[Dataset items]
========================================================================
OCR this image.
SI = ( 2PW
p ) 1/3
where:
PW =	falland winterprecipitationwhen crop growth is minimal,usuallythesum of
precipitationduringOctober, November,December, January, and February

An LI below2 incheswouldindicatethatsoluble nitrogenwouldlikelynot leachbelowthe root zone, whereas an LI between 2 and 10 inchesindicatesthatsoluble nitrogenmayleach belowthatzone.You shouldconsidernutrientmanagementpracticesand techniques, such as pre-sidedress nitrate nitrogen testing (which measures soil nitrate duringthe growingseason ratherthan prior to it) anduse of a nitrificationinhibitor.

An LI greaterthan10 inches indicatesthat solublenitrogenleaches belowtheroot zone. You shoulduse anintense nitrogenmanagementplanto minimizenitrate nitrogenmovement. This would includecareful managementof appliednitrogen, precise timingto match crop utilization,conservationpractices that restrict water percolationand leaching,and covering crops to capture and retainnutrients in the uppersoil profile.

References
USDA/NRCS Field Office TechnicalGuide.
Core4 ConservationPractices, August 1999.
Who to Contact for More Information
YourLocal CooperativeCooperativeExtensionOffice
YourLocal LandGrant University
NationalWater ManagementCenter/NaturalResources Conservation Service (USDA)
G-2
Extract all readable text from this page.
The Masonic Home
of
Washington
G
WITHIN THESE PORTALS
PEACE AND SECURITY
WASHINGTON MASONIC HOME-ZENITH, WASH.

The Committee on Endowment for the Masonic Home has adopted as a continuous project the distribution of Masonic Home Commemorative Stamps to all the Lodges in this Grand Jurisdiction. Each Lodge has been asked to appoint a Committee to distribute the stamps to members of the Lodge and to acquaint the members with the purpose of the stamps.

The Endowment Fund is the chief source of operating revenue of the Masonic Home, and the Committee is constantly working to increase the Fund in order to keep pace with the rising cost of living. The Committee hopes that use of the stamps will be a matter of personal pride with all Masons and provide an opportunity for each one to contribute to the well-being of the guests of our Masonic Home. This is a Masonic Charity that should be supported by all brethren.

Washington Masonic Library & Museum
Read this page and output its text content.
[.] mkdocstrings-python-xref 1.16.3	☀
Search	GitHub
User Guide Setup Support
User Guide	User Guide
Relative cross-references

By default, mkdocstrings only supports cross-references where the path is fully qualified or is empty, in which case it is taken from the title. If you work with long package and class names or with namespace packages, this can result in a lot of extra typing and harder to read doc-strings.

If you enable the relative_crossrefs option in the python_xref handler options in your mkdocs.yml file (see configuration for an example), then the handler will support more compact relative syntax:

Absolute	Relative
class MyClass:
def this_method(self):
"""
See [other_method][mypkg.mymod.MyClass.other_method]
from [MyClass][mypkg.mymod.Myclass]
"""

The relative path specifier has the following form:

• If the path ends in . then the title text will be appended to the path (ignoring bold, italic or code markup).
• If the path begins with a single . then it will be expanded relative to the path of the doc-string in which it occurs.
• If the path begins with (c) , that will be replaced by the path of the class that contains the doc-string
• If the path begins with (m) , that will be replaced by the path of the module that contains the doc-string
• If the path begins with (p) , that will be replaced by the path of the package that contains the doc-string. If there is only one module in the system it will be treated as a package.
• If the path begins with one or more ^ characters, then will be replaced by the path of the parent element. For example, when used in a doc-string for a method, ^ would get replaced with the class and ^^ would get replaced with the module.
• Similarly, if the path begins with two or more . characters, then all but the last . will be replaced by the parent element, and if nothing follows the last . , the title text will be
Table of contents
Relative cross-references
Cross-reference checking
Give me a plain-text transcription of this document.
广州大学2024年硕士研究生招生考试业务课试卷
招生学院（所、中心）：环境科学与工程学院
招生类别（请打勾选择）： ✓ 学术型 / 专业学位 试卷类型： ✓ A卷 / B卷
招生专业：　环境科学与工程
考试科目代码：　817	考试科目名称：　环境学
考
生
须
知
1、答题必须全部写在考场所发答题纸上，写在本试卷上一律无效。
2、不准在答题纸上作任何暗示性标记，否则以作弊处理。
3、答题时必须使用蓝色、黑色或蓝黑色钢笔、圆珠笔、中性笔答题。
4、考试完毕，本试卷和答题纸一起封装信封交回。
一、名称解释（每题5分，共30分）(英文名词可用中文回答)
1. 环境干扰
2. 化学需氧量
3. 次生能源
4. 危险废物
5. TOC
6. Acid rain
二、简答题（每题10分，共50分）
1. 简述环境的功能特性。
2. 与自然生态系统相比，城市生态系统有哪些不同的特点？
========================================================================
• [Problem requirements]
Determine the number of lines in the listing that contain the string "example". Write that number and nothing else.

• [Answer to this problem]
2